__EXERCISE PROMPT__. Write out each line exactly as it stands, please.

__DATA RECORDS__.
++++++++++
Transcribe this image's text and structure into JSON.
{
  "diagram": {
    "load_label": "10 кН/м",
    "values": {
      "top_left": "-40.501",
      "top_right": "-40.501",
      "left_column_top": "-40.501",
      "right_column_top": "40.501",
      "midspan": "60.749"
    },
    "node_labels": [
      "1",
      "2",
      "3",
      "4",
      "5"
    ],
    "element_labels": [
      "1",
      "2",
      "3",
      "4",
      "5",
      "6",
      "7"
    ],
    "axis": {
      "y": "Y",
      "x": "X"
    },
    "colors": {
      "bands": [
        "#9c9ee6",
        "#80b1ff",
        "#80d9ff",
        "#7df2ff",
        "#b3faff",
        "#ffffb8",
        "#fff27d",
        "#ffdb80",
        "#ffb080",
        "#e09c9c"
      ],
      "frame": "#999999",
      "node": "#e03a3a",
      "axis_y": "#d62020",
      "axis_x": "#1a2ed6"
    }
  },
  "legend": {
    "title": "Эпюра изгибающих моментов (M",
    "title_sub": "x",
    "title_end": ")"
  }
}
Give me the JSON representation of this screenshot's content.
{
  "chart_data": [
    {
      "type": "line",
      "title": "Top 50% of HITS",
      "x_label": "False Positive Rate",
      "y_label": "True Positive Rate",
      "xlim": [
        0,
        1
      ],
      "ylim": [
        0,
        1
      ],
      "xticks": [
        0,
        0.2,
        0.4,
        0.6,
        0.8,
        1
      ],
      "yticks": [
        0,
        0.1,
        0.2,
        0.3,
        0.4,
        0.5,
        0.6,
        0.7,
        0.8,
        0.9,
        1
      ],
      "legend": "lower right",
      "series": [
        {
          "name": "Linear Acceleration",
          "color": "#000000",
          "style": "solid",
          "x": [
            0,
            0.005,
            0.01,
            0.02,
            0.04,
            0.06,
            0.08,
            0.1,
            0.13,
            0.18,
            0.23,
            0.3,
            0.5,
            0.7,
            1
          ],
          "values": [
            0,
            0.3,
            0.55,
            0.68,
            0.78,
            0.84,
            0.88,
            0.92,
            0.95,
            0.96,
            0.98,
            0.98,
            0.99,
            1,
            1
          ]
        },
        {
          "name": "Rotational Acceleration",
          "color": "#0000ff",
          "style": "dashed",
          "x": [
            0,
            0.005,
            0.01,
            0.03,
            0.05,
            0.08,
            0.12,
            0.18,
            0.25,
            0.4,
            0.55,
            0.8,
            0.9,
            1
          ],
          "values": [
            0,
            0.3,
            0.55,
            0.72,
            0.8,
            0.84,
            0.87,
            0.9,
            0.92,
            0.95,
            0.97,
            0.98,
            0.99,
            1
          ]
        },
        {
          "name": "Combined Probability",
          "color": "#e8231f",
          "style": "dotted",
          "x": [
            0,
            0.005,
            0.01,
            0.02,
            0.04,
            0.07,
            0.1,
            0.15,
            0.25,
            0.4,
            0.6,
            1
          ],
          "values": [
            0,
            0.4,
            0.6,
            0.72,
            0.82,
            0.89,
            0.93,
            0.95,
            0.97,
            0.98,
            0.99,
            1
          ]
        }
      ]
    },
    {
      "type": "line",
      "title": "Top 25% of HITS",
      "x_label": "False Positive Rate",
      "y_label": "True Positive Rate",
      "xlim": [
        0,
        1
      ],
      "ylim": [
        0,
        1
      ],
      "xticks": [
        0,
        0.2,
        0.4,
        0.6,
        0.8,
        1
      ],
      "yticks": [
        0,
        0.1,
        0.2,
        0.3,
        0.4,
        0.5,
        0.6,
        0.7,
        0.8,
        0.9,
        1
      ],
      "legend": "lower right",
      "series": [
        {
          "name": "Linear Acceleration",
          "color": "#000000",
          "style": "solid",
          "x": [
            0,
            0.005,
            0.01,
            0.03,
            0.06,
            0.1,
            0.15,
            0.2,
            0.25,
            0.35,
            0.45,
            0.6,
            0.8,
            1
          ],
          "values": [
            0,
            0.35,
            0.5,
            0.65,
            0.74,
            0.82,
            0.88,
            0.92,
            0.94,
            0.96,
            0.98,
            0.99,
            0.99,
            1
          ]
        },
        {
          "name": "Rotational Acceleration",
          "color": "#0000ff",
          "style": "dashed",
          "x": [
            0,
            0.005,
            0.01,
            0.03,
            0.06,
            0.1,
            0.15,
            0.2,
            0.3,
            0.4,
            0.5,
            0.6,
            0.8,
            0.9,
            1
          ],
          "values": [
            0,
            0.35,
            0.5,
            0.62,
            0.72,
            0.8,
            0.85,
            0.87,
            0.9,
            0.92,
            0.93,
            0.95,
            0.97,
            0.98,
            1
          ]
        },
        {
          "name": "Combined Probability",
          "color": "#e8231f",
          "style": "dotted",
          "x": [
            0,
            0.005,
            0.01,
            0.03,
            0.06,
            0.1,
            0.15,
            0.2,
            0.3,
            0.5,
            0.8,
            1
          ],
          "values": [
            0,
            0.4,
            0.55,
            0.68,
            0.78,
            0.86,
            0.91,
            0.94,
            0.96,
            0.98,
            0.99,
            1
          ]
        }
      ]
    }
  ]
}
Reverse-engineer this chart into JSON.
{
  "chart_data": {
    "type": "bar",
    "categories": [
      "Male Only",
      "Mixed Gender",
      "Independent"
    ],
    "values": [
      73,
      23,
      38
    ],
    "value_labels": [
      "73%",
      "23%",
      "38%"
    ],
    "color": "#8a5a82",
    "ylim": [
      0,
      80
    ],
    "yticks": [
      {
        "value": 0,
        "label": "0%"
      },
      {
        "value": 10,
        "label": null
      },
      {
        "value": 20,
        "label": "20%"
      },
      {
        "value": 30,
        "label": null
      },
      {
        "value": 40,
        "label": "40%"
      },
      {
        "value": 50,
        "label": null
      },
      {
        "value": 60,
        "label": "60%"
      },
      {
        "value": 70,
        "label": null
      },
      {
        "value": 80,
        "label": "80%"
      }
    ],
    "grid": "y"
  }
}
++++++++++
__RESULT__.
Transcribe this image's text and structure into JSON.
{
  "diagram": {
    "load_label": "10 кН/м",
    "values": {
      "top_left": "-40.501",
      "top_right": "-40.501",
      "left_column_top": "-40.501",
      "right_column_top": "40.501",
      "midspan": "60.749"
    },
    "node_labels": [
      "1",
      "2",
      "3",
      "4",
      "5"
    ],
    "element_labels": [
      "1",
      "2",
      "3",
      "4",
      "5",
      "6",
      "7"
    ],
    "axis": {
      "y": "Y",
      "x": "X"
    },
    "colors": {
      "bands": [
        "#9c9ee6",
        "#80b1ff",
        "#80d9ff",
        "#7df2ff",
        "#b3faff",
        "#ffffb8",
        "#fff27d",
        "#ffdb80",
        "#ffb080",
        "#e09c9c"
      ],
      "frame": "#999999",
      "node": "#e03a3a",
      "axis_y": "#d62020",
      "axis_x": "#1a2ed6"
    }
  },
  "legend": {
    "title": "Эпюра изгибающих моментов (M",
    "title_sub": "x",
    "title_end": ")"
  }
}
Give me the JSON representation of this screenshot's content.
{
  "chart_data": [
    {
      "type": "line",
      "title": "Top 50% of HITS",
      "x_label": "False Positive Rate",
      "y_label": "True Positive Rate",
      "xlim": [
        0,
        1
      ],
      "ylim": [
        0,
        1
      ],
      "xticks": [
        0,
        0.2,
        0.4,
        0.6,
        0.8,
        1
      ],
      "yticks": [
        0,
        0.1,
        0.2,
        0.3,
        0.4,
        0.5,
        0.6,
        0.7,
        0.8,
        0.9,
        1
      ],
      "legend": "lower right",
      "series": [
        {
          "name": "Linear Acceleration",
          "color": "#000000",
          "style": "solid",
          "x": [
            0,
            0.005,
            0.01,
            0.02,
            0.04,
            0.06,
            0.08,
            0.1,
            0.13,
            0.18,
            0.23,
            0.3,
            0.5,
            0.7,
            1
          ],
          "values": [
            0,
            0.3,
            0.55,
            0.68,
            0.78,
            0.84,
            0.88,
            0.92,
            0.95,
            0.96,
            0.98,
            0.98,
            0.99,
            1,
            1
          ]
        },
        {
          "name": "Rotational Acceleration",
          "color": "#0000ff",
          "style": "dashed",
          "x": [
            0,
            0.005,
            0.01,
            0.03,
            0.05,
            0.08,
            0.12,
            0.18,
            0.25,
            0.4,
            0.55,
            0.8,
            0.9,
            1
          ],
          "values": [
            0,
            0.3,
            0.55,
            0.72,
            0.8,
            0.84,
            0.87,
            0.9,
            0.92,
            0.95,
            0.97,
            0.98,
            0.99,
            1
          ]
        },
        {
          "name": "Combined Probability",
          "color": "#e8231f",
          "style": "dotted",
          "x": [
            0,
            0.005,
            0.01,
            0.02,
            0.04,
            0.07,
            0.1,
            0.15,
            0.25,
            0.4,
            0.6,
            1
          ],
          "values": [
            0,
            0.4,
            0.6,
            0.72,
            0.82,
            0.89,
            0.93,
            0.95,
            0.97,
            0.98,
            0.99,
            1
          ]
        }
      ]
    },
    {
      "type": "line",
      "title": "Top 25% of HITS",
      "x_label": "False Positive Rate",
      "y_label": "True Positive Rate",
      "xlim": [
        0,
        1
      ],
      "ylim": [
        0,
        1
      ],
      "xticks": [
        0,
        0.2,
        0.4,
        0.6,
        0.8,
        1
      ],
      "yticks": [
        0,
        0.1,
        0.2,
        0.3,
        0.4,
        0.5,
        0.6,
        0.7,
        0.8,
        0.9,
        1
      ],
      "legend": "lower right",
      "series": [
        {
          "name": "Linear Acceleration",
          "color": "#000000",
          "style": "solid",
          "x": [
            0,
            0.005,
            0.01,
            0.03,
            0.06,
            0.1,
            0.15,
            0.2,
            0.25,
            0.35,
            0.45,
            0.6,
            0.8,
            1
          ],
          "values": [
            0,
            0.35,
            0.5,
            0.65,
            0.74,
            0.82,
            0.88,
            0.92,
            0.94,
            0.96,
            0.98,
            0.99,
            0.99,
            1
          ]
        },
        {
          "name": "Rotational Acceleration",
          "color": "#0000ff",
          "style": "dashed",
          "x": [
            0,
            0.005,
            0.01,
            0.03,
            0.06,
            0.1,
            0.15,
            0.2,
            0.3,
            0.4,
            0.5,
            0.6,
            0.8,
            0.9,
            1
          ],
          "values": [
            0,
            0.35,
            0.5,
            0.62,
            0.72,
            0.8,
            0.85,
            0.87,
            0.9,
            0.92,
            0.93,
            0.95,
            0.97,
            0.98,
            1
          ]
        },
        {
          "name": "Combined Probability",
          "color": "#e8231f",
          "style": "dotted",
          "x": [
            0,
            0.005,
            0.01,
            0.03,
            0.06,
            0.1,
            0.15,
            0.2,
            0.3,
            0.5,
            0.8,
            1
          ],
          "values": [
            0,
            0.4,
            0.55,
            0.68,
            0.78,
            0.86,
            0.91,
            0.94,
            0.96,
            0.98,
            0.99,
            1
          ]
        }
      ]
    }
  ]
}
Reverse-engineer this chart into JSON.
{
  "chart_data": {
    "type": "bar",
    "categories": [
      "Male Only",
      "Mixed Gender",
      "Independent"
    ],
    "values": [
      73,
      23,
      38
    ],
    "value_labels": [
      "73%",
      "23%",
      "38%"
    ],
    "color": "#8a5a82",
    "ylim": [
      0,
      80
    ],
    "yticks": [
      {
        "value": 0,
        "label": "0%"
      },
      {
        "value": 10,
        "label": null
      },
      {
        "value": 20,
        "label": "20%"
      },
      {
        "value": 30,
        "label": null
      },
      {
        "value": 40,
        "label": "40%"
      },
      {
        "value": 50,
        "label": null
      },
      {
        "value": 60,
        "label": "60%"
      },
      {
        "value": 70,
        "label": null
      },
      {
        "value": 80,
        "label": "80%"
      }
    ],
    "grid": "y"
  }
}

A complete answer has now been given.